**Exercise:**
Print the listing below word for word, leaving out the pictures.

**Layout coordinate data:**
>> start
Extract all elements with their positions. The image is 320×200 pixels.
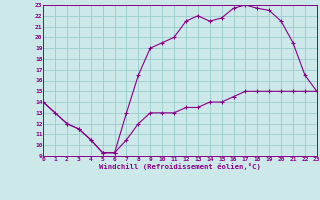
X-axis label: Windchill (Refroidissement éolien,°C): Windchill (Refroidissement éolien,°C) xyxy=(99,163,261,170)
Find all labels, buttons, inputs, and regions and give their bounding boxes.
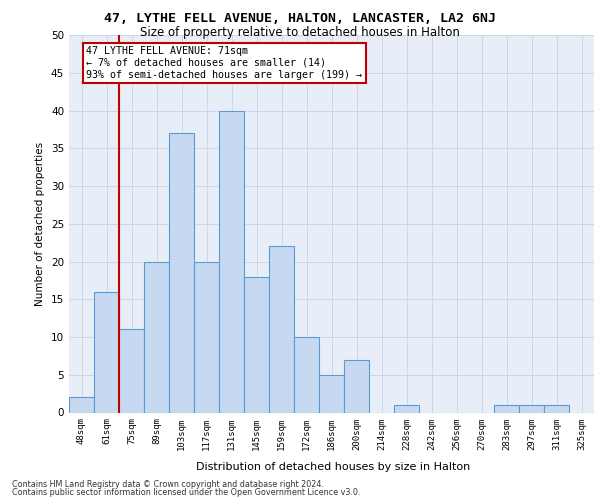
Bar [219,110,244,412]
Bar [519,405,544,412]
Y-axis label: Number of detached properties: Number of detached properties [35,142,46,306]
Bar [94,292,119,412]
Bar [144,262,169,412]
Text: Contains public sector information licensed under the Open Government Licence v3: Contains public sector information licen… [12,488,361,497]
Bar [69,398,94,412]
Text: Contains HM Land Registry data © Crown copyright and database right 2024.: Contains HM Land Registry data © Crown c… [12,480,324,489]
Bar [294,337,319,412]
Text: Distribution of detached houses by size in Halton: Distribution of detached houses by size … [196,462,470,472]
Bar [119,330,144,412]
Bar [244,276,269,412]
Text: 47, LYTHE FELL AVENUE, HALTON, LANCASTER, LA2 6NJ: 47, LYTHE FELL AVENUE, HALTON, LANCASTER… [104,12,496,26]
Bar [494,405,519,412]
Text: 47 LYTHE FELL AVENUE: 71sqm
← 7% of detached houses are smaller (14)
93% of semi: 47 LYTHE FELL AVENUE: 71sqm ← 7% of deta… [86,46,362,80]
Bar [319,375,344,412]
Text: Size of property relative to detached houses in Halton: Size of property relative to detached ho… [140,26,460,39]
Bar [394,405,419,412]
Bar [169,133,194,412]
Bar [194,262,219,412]
Bar [269,246,294,412]
Bar [344,360,369,412]
Bar [544,405,569,412]
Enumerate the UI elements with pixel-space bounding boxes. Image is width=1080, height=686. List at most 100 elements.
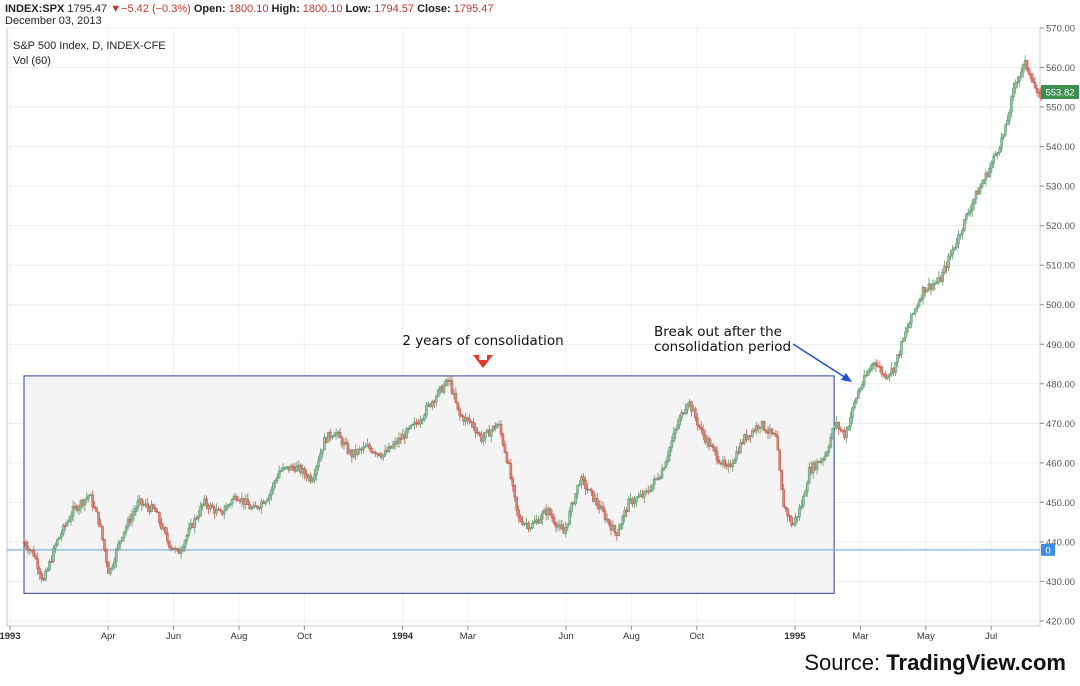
candle-body — [201, 503, 204, 507]
candle-body — [32, 549, 36, 557]
candle-body — [915, 305, 919, 310]
candle-body — [788, 515, 791, 518]
candle-body — [529, 527, 532, 530]
y-tick-label: 570.00 — [1046, 24, 1075, 35]
candle-body — [130, 514, 134, 523]
y-tick-label: 530.00 — [1046, 182, 1075, 193]
candle-body — [107, 562, 110, 574]
candle-body — [1021, 64, 1025, 73]
candle-body — [46, 568, 49, 572]
candle-body — [548, 508, 552, 516]
candle-body — [966, 212, 970, 216]
x-tick-label: 1995 — [784, 631, 806, 642]
candle-body — [69, 515, 73, 521]
candle-body — [970, 203, 974, 212]
candle-body — [823, 455, 827, 460]
y-tick-label: 510.00 — [1046, 261, 1075, 272]
candle-body — [38, 568, 42, 575]
candle-body — [582, 476, 585, 481]
candle-body — [552, 517, 556, 524]
y-tick-label: 490.00 — [1046, 340, 1075, 351]
candle-body — [701, 428, 705, 436]
candle-body — [1033, 82, 1037, 89]
candle-body — [215, 508, 218, 514]
candle-body — [980, 183, 984, 188]
candle-body — [580, 476, 583, 485]
candle-body — [868, 368, 872, 372]
candle-body — [513, 485, 517, 498]
candle-body — [909, 313, 913, 324]
candle-body — [256, 505, 259, 509]
y-tick-label: 560.00 — [1046, 63, 1075, 74]
candle-body — [576, 484, 579, 494]
candle-body — [715, 450, 719, 461]
candle-body — [540, 512, 544, 520]
candle-body — [1004, 124, 1007, 135]
header-ohlc: INDEX:SPX 1795.47 ▼−5.42 (−0.3%) Open: 1… — [5, 3, 494, 15]
candle-body — [91, 494, 95, 508]
candle-body — [713, 447, 717, 452]
candle-body — [862, 375, 866, 385]
candle-body — [454, 392, 458, 403]
candle-body — [1006, 120, 1009, 126]
candle-body — [866, 371, 870, 376]
candle-body — [1014, 82, 1017, 89]
candle-body — [59, 533, 63, 538]
candle-body — [911, 312, 915, 315]
candle-body — [124, 526, 128, 533]
candle-body — [111, 566, 114, 569]
candle-body — [607, 518, 611, 525]
red-arrow-icon — [473, 355, 493, 368]
candle-body — [309, 475, 312, 482]
candle-body — [782, 489, 786, 508]
x-tick-label: Apr — [101, 631, 116, 642]
candle-body — [758, 426, 762, 429]
candle-body — [330, 436, 334, 438]
candle-body — [179, 550, 183, 554]
candle-body — [964, 214, 968, 220]
candle-body — [568, 510, 572, 525]
candle-body — [234, 495, 238, 500]
candle-body — [906, 327, 909, 333]
candle-body — [676, 424, 679, 430]
candle-body — [894, 362, 897, 373]
candle-body — [120, 537, 124, 542]
candle-body — [941, 271, 945, 282]
x-tick-label: Aug — [230, 631, 247, 642]
candle-body — [874, 362, 878, 367]
candle-body — [315, 466, 318, 476]
candle-body — [819, 459, 823, 464]
candle-body — [564, 526, 568, 534]
candle-body — [717, 459, 721, 464]
x-tick-label: Jul — [985, 631, 997, 642]
candle-body — [478, 432, 481, 435]
candle-body — [54, 544, 57, 549]
last-price: 1795.47 — [67, 3, 108, 15]
candle-body — [831, 427, 835, 438]
candle-body — [109, 568, 112, 574]
candle-body — [434, 396, 438, 403]
candle-body — [77, 506, 81, 511]
candle-body — [633, 501, 636, 505]
candle-body — [264, 501, 267, 504]
candle-body — [460, 414, 464, 417]
candle-body — [356, 449, 360, 455]
candle-body — [643, 491, 646, 498]
candle-body — [731, 463, 734, 468]
candle-body — [58, 536, 61, 540]
candle-body — [101, 525, 104, 540]
candle-body — [279, 470, 283, 472]
candle-body — [219, 509, 222, 512]
candle-body — [48, 560, 51, 570]
candle-body — [224, 505, 228, 512]
candle-body — [211, 504, 214, 508]
candle-body — [974, 190, 978, 200]
open-value: 1800.10 — [228, 3, 269, 15]
candle-body — [136, 500, 140, 509]
candle-body — [807, 467, 811, 484]
candle-body — [584, 479, 587, 489]
candle-body — [858, 388, 862, 392]
y-tick-label: 550.00 — [1046, 103, 1075, 114]
candle-body — [696, 417, 699, 426]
>> end
**The completed task:**
Extract all elements with their positions. The image is 320×200 pixels.
X-axis label: Windchill (Refroidissement éolien,°C): Windchill (Refroidissement éolien,°C) xyxy=(99,163,261,170)
Find all labels, buttons, inputs, and regions and give their bounding boxes.
Bar [219,110,244,412]
Bar [519,405,544,412]
Y-axis label: Number of detached properties: Number of detached properties [35,142,46,306]
Bar [94,292,119,412]
Bar [144,262,169,412]
Text: Contains public sector information licensed under the Open Government Licence v3: Contains public sector information licen… [12,488,361,497]
Bar [69,398,94,412]
Text: Contains HM Land Registry data © Crown copyright and database right 2024.: Contains HM Land Registry data © Crown c… [12,480,324,489]
Bar [294,337,319,412]
Text: Distribution of detached houses by size in Halton: Distribution of detached houses by size … [196,462,470,472]
Bar [119,330,144,412]
Bar [244,276,269,412]
Text: 47, LYTHE FELL AVENUE, HALTON, LANCASTER, LA2 6NJ: 47, LYTHE FELL AVENUE, HALTON, LANCASTER… [104,12,496,26]
Bar [494,405,519,412]
Text: 47 LYTHE FELL AVENUE: 71sqm
← 7% of detached houses are smaller (14)
93% of semi: 47 LYTHE FELL AVENUE: 71sqm ← 7% of deta… [86,46,362,80]
Bar [319,375,344,412]
Text: Size of property relative to detached houses in Halton: Size of property relative to detached ho… [140,26,460,39]
Bar [394,405,419,412]
Bar [169,133,194,412]
Bar [194,262,219,412]
Bar [269,246,294,412]
Bar [344,360,369,412]
Bar [544,405,569,412]
Enumerate the UI elements with pixel-space bounding boxes. Image is width=1080, height=686. List at most 100 elements.
candle-body — [201, 503, 204, 507]
candle-body — [32, 549, 36, 557]
candle-body — [915, 305, 919, 310]
candle-body — [788, 515, 791, 518]
candle-body — [529, 527, 532, 530]
y-tick-label: 570.00 — [1046, 24, 1075, 35]
candle-body — [130, 514, 134, 523]
y-tick-label: 530.00 — [1046, 182, 1075, 193]
candle-body — [107, 562, 110, 574]
candle-body — [1021, 64, 1025, 73]
candle-body — [46, 568, 49, 572]
candle-body — [548, 508, 552, 516]
candle-body — [966, 212, 970, 216]
x-tick-label: 1995 — [784, 631, 806, 642]
candle-body — [69, 515, 73, 521]
candle-body — [970, 203, 974, 212]
candle-body — [823, 455, 827, 460]
y-tick-label: 510.00 — [1046, 261, 1075, 272]
candle-body — [38, 568, 42, 575]
candle-body — [582, 476, 585, 481]
candle-body — [552, 517, 556, 524]
y-tick-label: 490.00 — [1046, 340, 1075, 351]
candle-body — [701, 428, 705, 436]
candle-body — [1033, 82, 1037, 89]
candle-body — [215, 508, 218, 514]
candle-body — [980, 183, 984, 188]
candle-body — [580, 476, 583, 485]
candle-body — [868, 368, 872, 372]
candle-body — [513, 485, 517, 498]
candle-body — [909, 313, 913, 324]
candle-body — [256, 505, 259, 509]
y-tick-label: 560.00 — [1046, 63, 1075, 74]
candle-body — [576, 484, 579, 494]
candle-body — [715, 450, 719, 461]
candle-body — [540, 512, 544, 520]
candle-body — [1004, 124, 1007, 135]
header-ohlc: INDEX:SPX 1795.47 ▼−5.42 (−0.3%) Open: 1… — [5, 3, 494, 15]
candle-body — [91, 494, 95, 508]
candle-body — [713, 447, 717, 452]
candle-body — [862, 375, 866, 385]
candle-body — [454, 392, 458, 403]
candle-body — [1006, 120, 1009, 126]
candle-body — [866, 371, 870, 376]
candle-body — [1014, 82, 1017, 89]
candle-body — [59, 533, 63, 538]
candle-body — [911, 312, 915, 315]
candle-body — [124, 526, 128, 533]
candle-body — [111, 566, 114, 569]
candle-body — [607, 518, 611, 525]
red-arrow-icon — [473, 355, 493, 368]
candle-body — [309, 475, 312, 482]
candle-body — [782, 489, 786, 508]
x-tick-label: Apr — [101, 631, 116, 642]
candle-body — [758, 426, 762, 429]
candle-body — [330, 436, 334, 438]
candle-body — [179, 550, 183, 554]
candle-body — [964, 214, 968, 220]
candle-body — [568, 510, 572, 525]
candle-body — [234, 495, 238, 500]
candle-body — [906, 327, 909, 333]
candle-body — [676, 424, 679, 430]
candle-body — [894, 362, 897, 373]
candle-body — [120, 537, 124, 542]
candle-body — [941, 271, 945, 282]
x-tick-label: Aug — [230, 631, 247, 642]
candle-body — [874, 362, 878, 367]
candle-body — [315, 466, 318, 476]
candle-body — [819, 459, 823, 464]
candle-body — [564, 526, 568, 534]
candle-body — [717, 459, 721, 464]
x-tick-label: Jul — [985, 631, 997, 642]
candle-body — [478, 432, 481, 435]
candle-body — [54, 544, 57, 549]
last-price: 1795.47 — [67, 3, 108, 15]
candle-body — [831, 427, 835, 438]
candle-body — [109, 568, 112, 574]
candle-body — [434, 396, 438, 403]
candle-body — [77, 506, 81, 511]
candle-body — [633, 501, 636, 505]
candle-body — [264, 501, 267, 504]
candle-body — [460, 414, 464, 417]
candle-body — [356, 449, 360, 455]
candle-body — [643, 491, 646, 498]
candle-body — [731, 463, 734, 468]
candle-body — [58, 536, 61, 540]
candle-body — [101, 525, 104, 540]
candle-body — [279, 470, 283, 472]
candle-body — [219, 509, 222, 512]
candle-body — [48, 560, 51, 570]
candle-body — [224, 505, 228, 512]
candle-body — [211, 504, 214, 508]
candle-body — [974, 190, 978, 200]
open-value: 1800.10 — [228, 3, 269, 15]
candle-body — [136, 500, 140, 509]
candle-body — [807, 467, 811, 484]
candle-body — [584, 479, 587, 489]
candle-body — [858, 388, 862, 392]
y-tick-label: 550.00 — [1046, 103, 1075, 114]
candle-body — [696, 417, 699, 426]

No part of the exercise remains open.